Figure dataset records
──────────
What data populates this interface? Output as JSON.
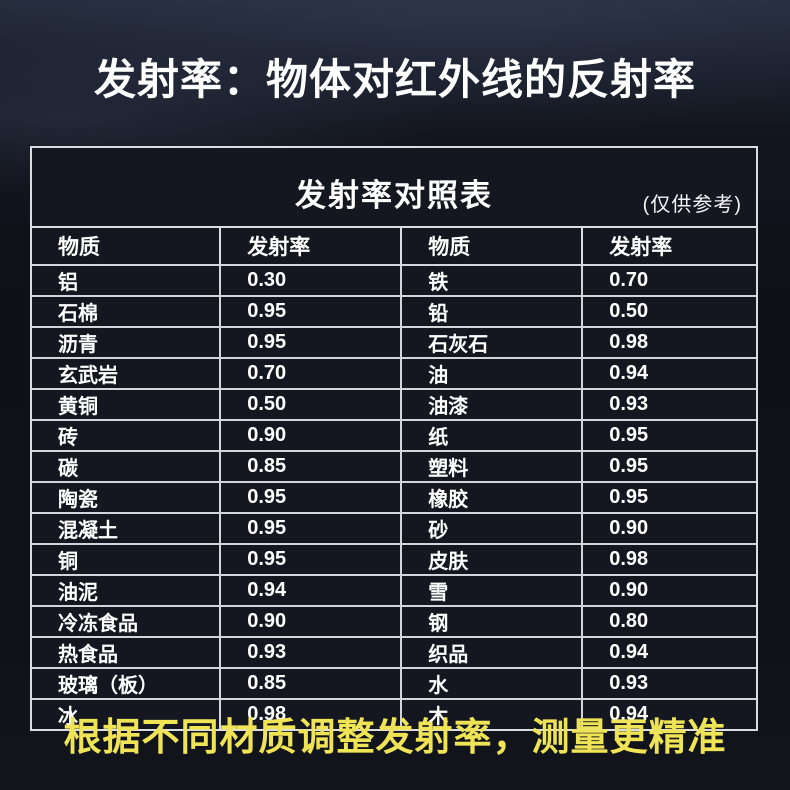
{
  "page": {
    "title": "发射率：物体对红外线的反射率",
    "footer": "根据不同材质调整发射率，测量更精准"
  },
  "table": {
    "title": "发射率对照表",
    "note": "(仅供参考)",
    "headers": [
      "物质",
      "发射率",
      "物质",
      "发射率"
    ],
    "rows": [
      [
        "铝",
        "0.30",
        "铁",
        "0.70"
      ],
      [
        "石棉",
        "0.95",
        "铅",
        "0.50"
      ],
      [
        "沥青",
        "0.95",
        "石灰石",
        "0.98"
      ],
      [
        "玄武岩",
        "0.70",
        "油",
        "0.94"
      ],
      [
        "黄铜",
        "0.50",
        "油漆",
        "0.93"
      ],
      [
        "砖",
        "0.90",
        "纸",
        "0.95"
      ],
      [
        "碳",
        "0.85",
        "塑料",
        "0.95"
      ],
      [
        "陶瓷",
        "0.95",
        "橡胶",
        "0.95"
      ],
      [
        "混凝土",
        "0.95",
        "砂",
        "0.90"
      ],
      [
        "铜",
        "0.95",
        "皮肤",
        "0.98"
      ],
      [
        "油泥",
        "0.94",
        "雪",
        "0.90"
      ],
      [
        "冷冻食品",
        "0.90",
        "钢",
        "0.80"
      ],
      [
        "热食品",
        "0.93",
        "织品",
        "0.94"
      ],
      [
        "玻璃（板）",
        "0.85",
        "水",
        "0.93"
      ],
      [
        "冰",
        "0.98",
        "木",
        "0.94"
      ]
    ]
  },
  "colors": {
    "background_dark": "#0e1017",
    "table_background": "#14171f",
    "border_light": "#dcdde2",
    "text_white": "#ffffff",
    "accent_yellow": "#efe356"
  },
  "chart_data": {
    "type": "table",
    "title": "发射率对照表",
    "subtitle": "(仅供参考)",
    "columns": [
      "物质",
      "发射率"
    ],
    "entries": [
      {
        "material": "铝",
        "emissivity": 0.3
      },
      {
        "material": "石棉",
        "emissivity": 0.95
      },
      {
        "material": "沥青",
        "emissivity": 0.95
      },
      {
        "material": "玄武岩",
        "emissivity": 0.7
      },
      {
        "material": "黄铜",
        "emissivity": 0.5
      },
      {
        "material": "砖",
        "emissivity": 0.9
      },
      {
        "material": "碳",
        "emissivity": 0.85
      },
      {
        "material": "陶瓷",
        "emissivity": 0.95
      },
      {
        "material": "混凝土",
        "emissivity": 0.95
      },
      {
        "material": "铜",
        "emissivity": 0.95
      },
      {
        "material": "油泥",
        "emissivity": 0.94
      },
      {
        "material": "冷冻食品",
        "emissivity": 0.9
      },
      {
        "material": "热食品",
        "emissivity": 0.93
      },
      {
        "material": "玻璃（板）",
        "emissivity": 0.85
      },
      {
        "material": "冰",
        "emissivity": 0.98
      },
      {
        "material": "铁",
        "emissivity": 0.7
      },
      {
        "material": "铅",
        "emissivity": 0.5
      },
      {
        "material": "石灰石",
        "emissivity": 0.98
      },
      {
        "material": "油",
        "emissivity": 0.94
      },
      {
        "material": "油漆",
        "emissivity": 0.93
      },
      {
        "material": "纸",
        "emissivity": 0.95
      },
      {
        "material": "塑料",
        "emissivity": 0.95
      },
      {
        "material": "橡胶",
        "emissivity": 0.95
      },
      {
        "material": "砂",
        "emissivity": 0.9
      },
      {
        "material": "皮肤",
        "emissivity": 0.98
      },
      {
        "material": "雪",
        "emissivity": 0.9
      },
      {
        "material": "钢",
        "emissivity": 0.8
      },
      {
        "material": "织品",
        "emissivity": 0.94
      },
      {
        "material": "水",
        "emissivity": 0.93
      },
      {
        "material": "木",
        "emissivity": 0.94
      }
    ]
  }
}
──────────
Your task is to copy the entries in full and exactly, without any images.

» SOLUTION TO THE PROBLEM:
What data populates this interface? Output as JSON.
{
  "page": {
    "title": "发射率：物体对红外线的反射率",
    "footer": "根据不同材质调整发射率，测量更精准"
  },
  "table": {
    "title": "发射率对照表",
    "note": "(仅供参考)",
    "headers": [
      "物质",
      "发射率",
      "物质",
      "发射率"
    ],
    "rows": [
      [
        "铝",
        "0.30",
        "铁",
        "0.70"
      ],
      [
        "石棉",
        "0.95",
        "铅",
        "0.50"
      ],
      [
        "沥青",
        "0.95",
        "石灰石",
        "0.98"
      ],
      [
        "玄武岩",
        "0.70",
        "油",
        "0.94"
      ],
      [
        "黄铜",
        "0.50",
        "油漆",
        "0.93"
      ],
      [
        "砖",
        "0.90",
        "纸",
        "0.95"
      ],
      [
        "碳",
        "0.85",
        "塑料",
        "0.95"
      ],
      [
        "陶瓷",
        "0.95",
        "橡胶",
        "0.95"
      ],
      [
        "混凝土",
        "0.95",
        "砂",
        "0.90"
      ],
      [
        "铜",
        "0.95",
        "皮肤",
        "0.98"
      ],
      [
        "油泥",
        "0.94",
        "雪",
        "0.90"
      ],
      [
        "冷冻食品",
        "0.90",
        "钢",
        "0.80"
      ],
      [
        "热食品",
        "0.93",
        "织品",
        "0.94"
      ],
      [
        "玻璃（板）",
        "0.85",
        "水",
        "0.93"
      ],
      [
        "冰",
        "0.98",
        "木",
        "0.94"
      ]
    ]
  },
  "colors": {
    "background_dark": "#0e1017",
    "table_background": "#14171f",
    "border_light": "#dcdde2",
    "text_white": "#ffffff",
    "accent_yellow": "#efe356"
  },
  "chart_data": {
    "type": "table",
    "title": "发射率对照表",
    "subtitle": "(仅供参考)",
    "columns": [
      "物质",
      "发射率"
    ],
    "entries": [
      {
        "material": "铝",
        "emissivity": 0.3
      },
      {
        "material": "石棉",
        "emissivity": 0.95
      },
      {
        "material": "沥青",
        "emissivity": 0.95
      },
      {
        "material": "玄武岩",
        "emissivity": 0.7
      },
      {
        "material": "黄铜",
        "emissivity": 0.5
      },
      {
        "material": "砖",
        "emissivity": 0.9
      },
      {
        "material": "碳",
        "emissivity": 0.85
      },
      {
        "material": "陶瓷",
        "emissivity": 0.95
      },
      {
        "material": "混凝土",
        "emissivity": 0.95
      },
      {
        "material": "铜",
        "emissivity": 0.95
      },
      {
        "material": "油泥",
        "emissivity": 0.94
      },
      {
        "material": "冷冻食品",
        "emissivity": 0.9
      },
      {
        "material": "热食品",
        "emissivity": 0.93
      },
      {
        "material": "玻璃（板）",
        "emissivity": 0.85
      },
      {
        "material": "冰",
        "emissivity": 0.98
      },
      {
        "material": "铁",
        "emissivity": 0.7
      },
      {
        "material": "铅",
        "emissivity": 0.5
      },
      {
        "material": "石灰石",
        "emissivity": 0.98
      },
      {
        "material": "油",
        "emissivity": 0.94
      },
      {
        "material": "油漆",
        "emissivity": 0.93
      },
      {
        "material": "纸",
        "emissivity": 0.95
      },
      {
        "material": "塑料",
        "emissivity": 0.95
      },
      {
        "material": "橡胶",
        "emissivity": 0.95
      },
      {
        "material": "砂",
        "emissivity": 0.9
      },
      {
        "material": "皮肤",
        "emissivity": 0.98
      },
      {
        "material": "雪",
        "emissivity": 0.9
      },
      {
        "material": "钢",
        "emissivity": 0.8
      },
      {
        "material": "织品",
        "emissivity": 0.94
      },
      {
        "material": "水",
        "emissivity": 0.93
      },
      {
        "material": "木",
        "emissivity": 0.94
      }
    ]
  }
}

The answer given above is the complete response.